- THE INPUT
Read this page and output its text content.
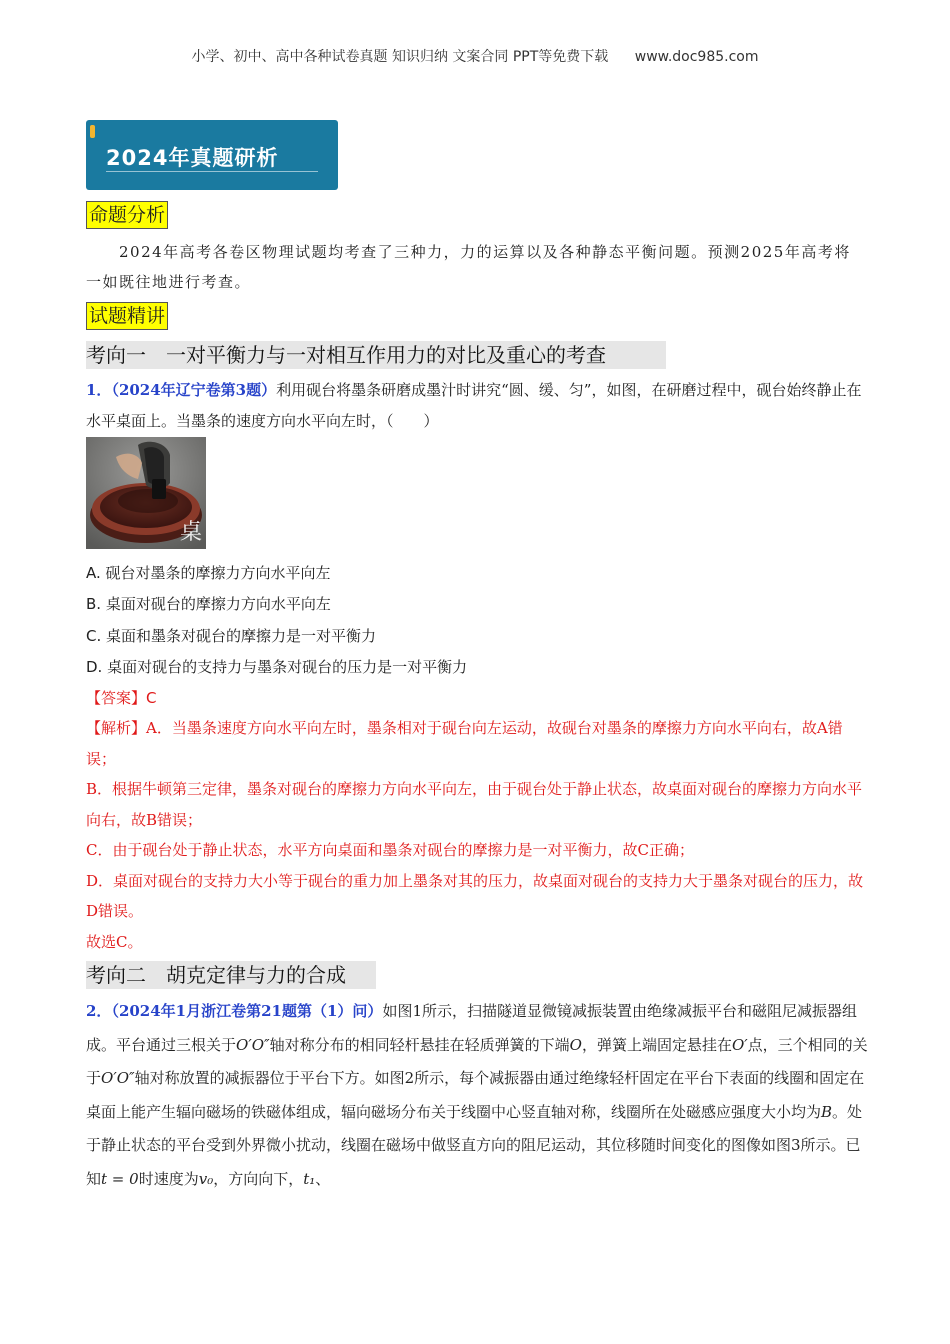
小学、初中、高中各种试卷真题 知识归纳 文案合同 PPT等免费下载 www.doc985.com
2024年真题研析
命题分析
2024年高考各卷区物理试题均考查了三种力，力的运算以及各种静态平衡问题。预测2025年高考将一如既往地进行考查。
试题精讲
考向一 一对平衡力与一对相互作用力的对比及重心的考查
1．（2024年辽宁卷第3题）利用砚台将墨条研磨成墨汁时讲究“圆、缓、匀”，如图，在研磨过程中，砚台始终静止在水平桌面上。当墨条的速度方向水平向左时，（　　）
桌
A. 砚台对墨条的摩擦力方向水平向左
B. 桌面对砚台的摩擦力方向水平向左
C. 桌面和墨条对砚台的摩擦力是一对平衡力
D. 桌面对砚台的支持力与墨条对砚台的压力是一对平衡力
【答案】C
【解析】A．当墨条速度方向水平向左时，墨条相对于砚台向左运动，故砚台对墨条的摩擦力方向水平向右，故A错误；
B．根据牛顿第三定律，墨条对砚台的摩擦力方向水平向左，由于砚台处于静止状态，故桌面对砚台的摩擦力方向水平向右，故B错误；
C．由于砚台处于静止状态，水平方向桌面和墨条对砚台的摩擦力是一对平衡力，故C正确；
D．桌面对砚台的支持力大小等于砚台的重力加上墨条对其的压力，故桌面对砚台的支持力大于墨条对砚台的压力，故D错误。
故选C。
考向二 胡克定律与力的合成
2．（2024年1月浙江卷第21题第（1）问）如图1所示，扫描隧道显微镜减振装置由绝缘减振平台和磁阻尼减振器组成。平台通过三根关于O′O″轴对称分布的相同轻杆悬挂在轻质弹簧的下端O，弹簧上端固定悬挂在O′点，三个相同的关于O′O″轴对称放置的减振器位于平台下方。如图2所示，每个减振器由通过绝缘轻杆固定在平台下表面的线圈和固定在桌面上能产生辐向磁场的铁磁体组成，辐向磁场分布关于线圈中心竖直轴对称，线圈所在处磁感应强度大小均为B。处于静止状态的平台受到外界微小扰动，线圈在磁场中做竖直方向的阻尼运动，其位移随时间变化的图像如图3所示。已知t = 0时速度为v₀，方向向下，t₁、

- EXERCISE BRIEF
Select every line where the word "由于砚台处于静止状态" occurs.

- WRITTEN ANSWER
B．根据牛顿第三定律，墨条对砚台的摩擦力方向水平向左，由于砚台处于静止状态，故桌面对砚台的摩擦力方向水平向右，故B错误；
C．由于砚台处于静止状态，水平方向桌面和墨条对砚台的摩擦力是一对平衡力，故C正确；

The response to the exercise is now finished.